┌──

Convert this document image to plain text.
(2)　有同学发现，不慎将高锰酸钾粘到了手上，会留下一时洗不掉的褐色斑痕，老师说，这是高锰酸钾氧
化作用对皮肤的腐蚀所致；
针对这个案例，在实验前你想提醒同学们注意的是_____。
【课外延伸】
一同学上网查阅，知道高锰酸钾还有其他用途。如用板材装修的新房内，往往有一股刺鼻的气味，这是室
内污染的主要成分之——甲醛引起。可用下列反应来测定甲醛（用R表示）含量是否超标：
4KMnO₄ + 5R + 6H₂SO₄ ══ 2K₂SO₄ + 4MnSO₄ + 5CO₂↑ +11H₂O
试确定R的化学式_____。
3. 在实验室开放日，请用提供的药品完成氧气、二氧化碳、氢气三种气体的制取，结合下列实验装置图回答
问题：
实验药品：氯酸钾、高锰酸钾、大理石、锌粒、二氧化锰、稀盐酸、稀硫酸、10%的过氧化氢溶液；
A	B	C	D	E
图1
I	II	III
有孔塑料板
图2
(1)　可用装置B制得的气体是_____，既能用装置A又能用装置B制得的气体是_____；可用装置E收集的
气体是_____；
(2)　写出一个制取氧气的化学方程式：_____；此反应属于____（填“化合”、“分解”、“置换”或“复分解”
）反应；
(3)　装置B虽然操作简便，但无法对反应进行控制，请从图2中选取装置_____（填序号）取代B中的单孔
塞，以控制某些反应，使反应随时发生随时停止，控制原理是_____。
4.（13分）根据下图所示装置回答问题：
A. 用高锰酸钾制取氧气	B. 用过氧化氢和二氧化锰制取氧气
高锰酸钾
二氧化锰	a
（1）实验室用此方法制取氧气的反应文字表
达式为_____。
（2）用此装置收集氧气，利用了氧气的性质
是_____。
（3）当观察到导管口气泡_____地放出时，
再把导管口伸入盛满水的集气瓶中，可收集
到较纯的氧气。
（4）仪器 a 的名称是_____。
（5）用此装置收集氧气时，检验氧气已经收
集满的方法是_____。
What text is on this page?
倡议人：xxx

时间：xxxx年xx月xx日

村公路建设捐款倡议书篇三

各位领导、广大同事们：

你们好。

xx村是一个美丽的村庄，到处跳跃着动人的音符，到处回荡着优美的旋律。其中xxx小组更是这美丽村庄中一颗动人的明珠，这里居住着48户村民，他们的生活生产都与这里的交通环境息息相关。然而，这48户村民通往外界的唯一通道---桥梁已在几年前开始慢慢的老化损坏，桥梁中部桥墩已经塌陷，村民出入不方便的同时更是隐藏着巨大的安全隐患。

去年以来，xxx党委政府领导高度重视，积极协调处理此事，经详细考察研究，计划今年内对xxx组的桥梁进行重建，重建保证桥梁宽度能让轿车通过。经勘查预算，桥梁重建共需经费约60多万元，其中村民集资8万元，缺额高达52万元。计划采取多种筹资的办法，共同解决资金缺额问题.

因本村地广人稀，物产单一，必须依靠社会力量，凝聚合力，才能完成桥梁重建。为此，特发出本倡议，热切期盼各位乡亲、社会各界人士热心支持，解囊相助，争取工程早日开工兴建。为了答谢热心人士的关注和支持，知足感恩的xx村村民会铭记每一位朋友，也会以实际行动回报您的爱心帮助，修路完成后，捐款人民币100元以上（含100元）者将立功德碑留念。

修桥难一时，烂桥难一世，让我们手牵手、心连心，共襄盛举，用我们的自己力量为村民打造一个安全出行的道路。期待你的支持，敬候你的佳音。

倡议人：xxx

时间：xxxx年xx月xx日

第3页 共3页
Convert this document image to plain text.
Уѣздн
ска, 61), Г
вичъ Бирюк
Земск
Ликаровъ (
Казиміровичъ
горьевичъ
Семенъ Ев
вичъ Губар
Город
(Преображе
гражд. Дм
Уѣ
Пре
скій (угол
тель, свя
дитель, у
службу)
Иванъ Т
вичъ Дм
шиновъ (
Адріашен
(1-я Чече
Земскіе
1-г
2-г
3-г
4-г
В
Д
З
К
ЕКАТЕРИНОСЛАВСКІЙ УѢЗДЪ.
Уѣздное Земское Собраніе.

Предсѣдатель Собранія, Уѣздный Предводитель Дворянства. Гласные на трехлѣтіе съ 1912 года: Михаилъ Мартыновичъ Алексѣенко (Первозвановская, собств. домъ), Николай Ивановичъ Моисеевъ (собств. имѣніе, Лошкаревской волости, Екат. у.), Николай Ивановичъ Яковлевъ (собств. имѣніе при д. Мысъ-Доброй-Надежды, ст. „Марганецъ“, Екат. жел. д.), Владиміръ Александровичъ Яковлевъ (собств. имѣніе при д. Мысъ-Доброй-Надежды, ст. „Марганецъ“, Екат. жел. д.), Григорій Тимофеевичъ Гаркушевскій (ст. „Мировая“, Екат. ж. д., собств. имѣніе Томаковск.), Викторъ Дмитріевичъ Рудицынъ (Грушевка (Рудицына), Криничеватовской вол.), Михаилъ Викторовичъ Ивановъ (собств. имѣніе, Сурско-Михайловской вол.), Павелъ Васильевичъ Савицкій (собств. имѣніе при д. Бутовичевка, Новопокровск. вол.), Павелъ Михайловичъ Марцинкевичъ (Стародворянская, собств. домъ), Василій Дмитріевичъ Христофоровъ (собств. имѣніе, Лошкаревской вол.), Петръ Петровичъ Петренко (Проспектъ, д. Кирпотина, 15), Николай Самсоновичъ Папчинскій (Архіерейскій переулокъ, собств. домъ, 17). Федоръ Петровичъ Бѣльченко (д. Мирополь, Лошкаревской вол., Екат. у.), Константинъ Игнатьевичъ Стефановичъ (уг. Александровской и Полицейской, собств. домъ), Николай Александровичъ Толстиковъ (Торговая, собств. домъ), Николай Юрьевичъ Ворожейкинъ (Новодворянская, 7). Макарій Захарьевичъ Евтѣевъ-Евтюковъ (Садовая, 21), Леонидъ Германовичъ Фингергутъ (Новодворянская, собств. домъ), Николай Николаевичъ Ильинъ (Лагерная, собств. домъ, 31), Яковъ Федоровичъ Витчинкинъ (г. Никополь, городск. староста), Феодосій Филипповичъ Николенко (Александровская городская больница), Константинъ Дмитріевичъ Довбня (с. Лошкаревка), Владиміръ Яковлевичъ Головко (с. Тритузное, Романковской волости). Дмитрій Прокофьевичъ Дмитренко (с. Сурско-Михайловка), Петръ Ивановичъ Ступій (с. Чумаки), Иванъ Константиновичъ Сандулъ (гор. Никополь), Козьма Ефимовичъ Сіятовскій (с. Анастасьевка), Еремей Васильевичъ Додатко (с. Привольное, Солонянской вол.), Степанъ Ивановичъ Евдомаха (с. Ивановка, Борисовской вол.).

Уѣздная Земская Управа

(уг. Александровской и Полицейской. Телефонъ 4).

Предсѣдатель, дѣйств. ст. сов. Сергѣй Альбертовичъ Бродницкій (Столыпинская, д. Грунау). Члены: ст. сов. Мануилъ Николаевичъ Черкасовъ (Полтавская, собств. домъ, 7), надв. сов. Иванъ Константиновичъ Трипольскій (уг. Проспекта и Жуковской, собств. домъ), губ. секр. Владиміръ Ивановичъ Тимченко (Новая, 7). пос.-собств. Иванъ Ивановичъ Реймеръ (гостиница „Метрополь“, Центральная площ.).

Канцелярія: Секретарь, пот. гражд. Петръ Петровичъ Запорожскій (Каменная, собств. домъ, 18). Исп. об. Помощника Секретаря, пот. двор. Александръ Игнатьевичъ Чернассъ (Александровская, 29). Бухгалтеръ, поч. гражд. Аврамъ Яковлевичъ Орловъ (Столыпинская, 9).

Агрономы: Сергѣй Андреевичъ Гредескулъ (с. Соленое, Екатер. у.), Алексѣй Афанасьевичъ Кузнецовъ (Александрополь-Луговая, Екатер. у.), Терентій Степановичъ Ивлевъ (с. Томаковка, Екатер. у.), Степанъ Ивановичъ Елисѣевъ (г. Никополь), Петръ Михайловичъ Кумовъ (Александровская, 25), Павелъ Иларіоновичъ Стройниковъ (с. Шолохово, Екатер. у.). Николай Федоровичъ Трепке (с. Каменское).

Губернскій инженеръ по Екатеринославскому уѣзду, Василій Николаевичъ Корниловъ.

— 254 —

└──

* _WRITTEN EXERCISE_: State how many lines in the records above contain the word "Сергѣй", giving only the number.

* _OUTPUT FOR THIS EXERCISE_: 2